PAGE EXCERPT
Aberdeenshire C.C.

Personnel
- Captain: Lewis Munro

Team information
- City: Aberdeen
- Founded: 1857
- Home ground: Mannofield Park
- Capacity: 6,000

History
- SNCL 1st Tier wins: 2
- Scottish County Championship wins: 19 (including 2 shared)
- Scottish Cup wins: 2
- Official website: Aberdeenshire CC

= Aberdeenshire Cricket Club =

Aberdeenshire CC is the largest cricket club based in Aberdeen, Scotland. Their ground, Mannofield Park, is located in the Mannofield area of Aberdeen, and was granted One Day International (ODI) status for the first time in 2008. The club has around 800 social and playing members and the current president is Clark Cameron.

Aberdeenshire Cricket Club currently has Four senior teams (Strathmore Union, Aberdeen Grade 1, Grade 2, Grade 4) and a host of junior teams (Softball Cricket, U11, U12, U13, U14, U15, U16, U17 and U18 . The current Junior Lead Coach , is ICC Level 3 , 3-time Scottish Cup winning Coach , Mr Phil).

==History==
Although teams played as "Aberdeenshire" as early as 1848, the birth of Aberdeenshire Cricket Club took place in April 1857 at a public meeting held in "The Aberdeen Hotel". The £60 raised then enabled the founding spirit, James Forbes Lumsden, to lease and prepare a cricket ground at Queen's Cross to be called the Albyn Place Ground. Within two seasons the club was established enough to entertain Grange C.C. and to employ its first professional: Harry Lillywhite.

The growth of Aberdeen soon brought the end of the lease at Queen's Cross but by July 1867, James Forbes Lumsden had repeated the earlier exercise of leasing and laying out a cricket ground, this time in Broomhill and at a cost of £245. Over the following twenty three years the Holburn Ground as it was called, enabled Aberdeenshire Cricket Club to establish itself as a top club both locally and beyond. However, by the 1880s the continuing expansion of the town coupled with the fragility of having just an annual lease prompted the aforesaid James Forbes Lumsden, still Club Captain and Secretary (as well as being a respected lawyer), to seek to purchase a ground. Land at Mannofield was chosen, purchased (for £1105), laid out (for £483) and on May 9, 1890, was opened with a game against "The Gentlemen of Edinburgh". The financing of Mannofield was organised and, not a little funded, by James Williams (a whisky blender in Aberdeen and who probably played more games for Aberdeenshire in the 19th century than anyone else) and by his brother Sir Robert Williams, (an engineer who made a fortune in the goldfields of South Africa and who made his fame by building the railway for Cecil Rhodes from Southern Rhodesia - Zimbabwe to-day - to Angola).

INFORMATION PROVIDED
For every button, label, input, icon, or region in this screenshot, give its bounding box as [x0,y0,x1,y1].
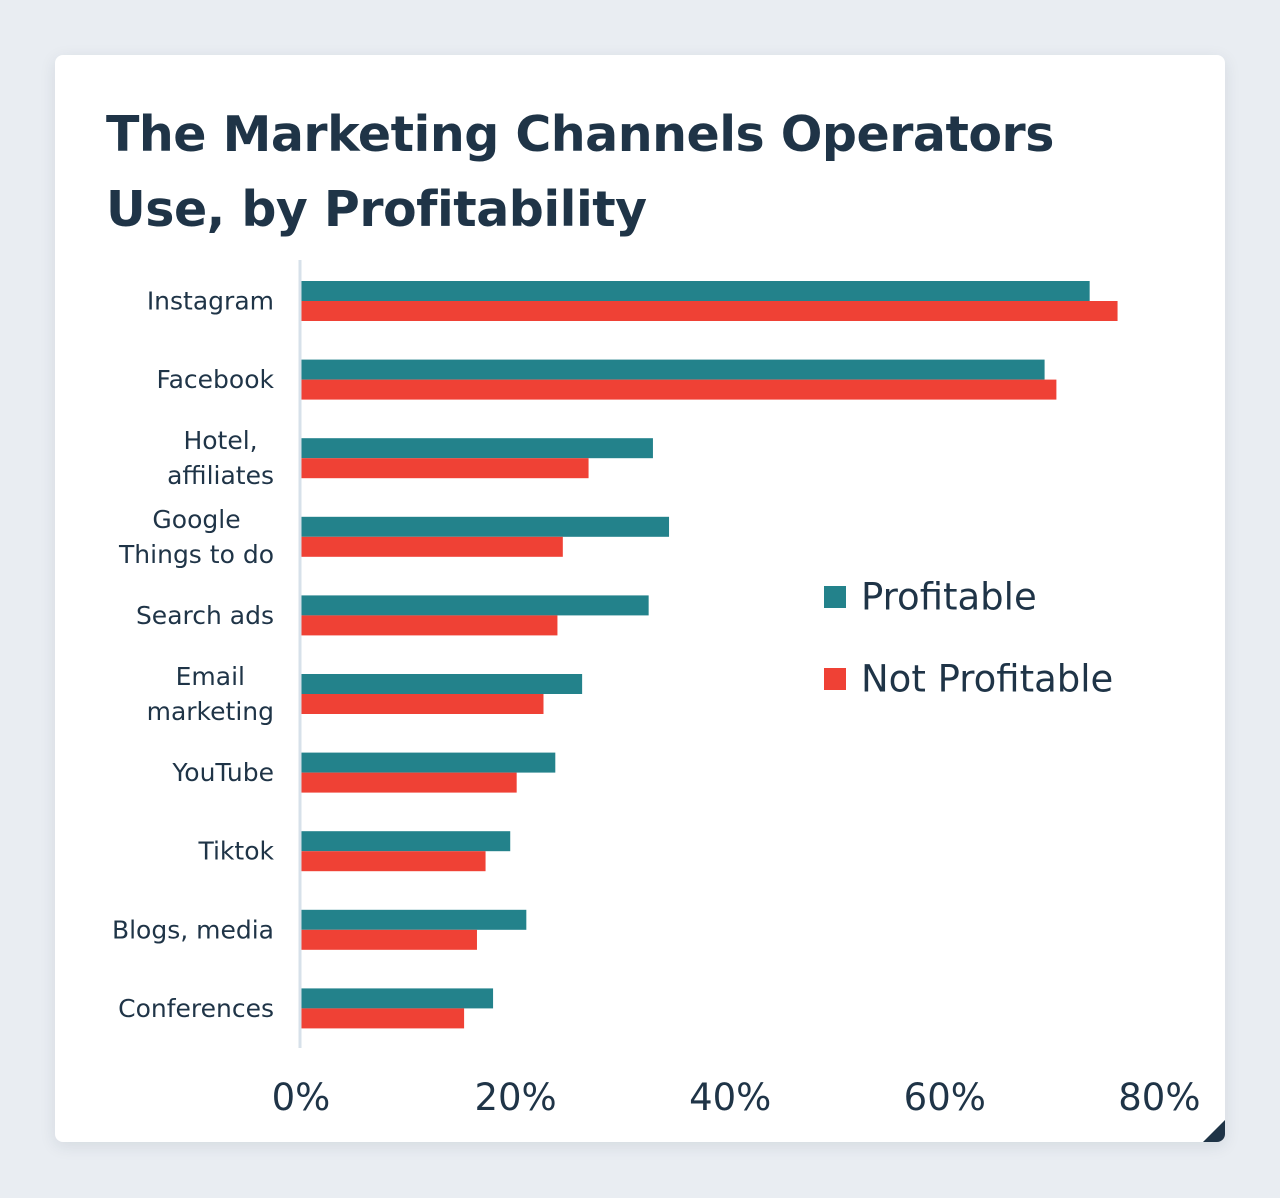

REQUIREMENTS
1. Reproduce the passage of the Aberdeenshire Cricket Club article that opens with the words containing "Aberdeenshire Cricket Club currently" and closes with "Coach , Mr Phil).".
2. According to the Aberdeenshire Cricket Club article, who was the first professional the club employed?
The listing has no connection to the Aberdeenshire Cricket Club article.

RESPONSES BY TASK
1.
Aberdeenshire Cricket Club currently has Four senior teams (Strathmore Union, Aberdeen Grade 1, Grade 2, Grade 4) and a host of junior teams (Softball Cricket, U11, U12, U13, U14, U15, U16, U17 and U18 . The current Junior Lead Coach , is ICC Level 3 , 3-time Scottish Cup winning Coach , Mr Phil).

2. Harry Lillywhite.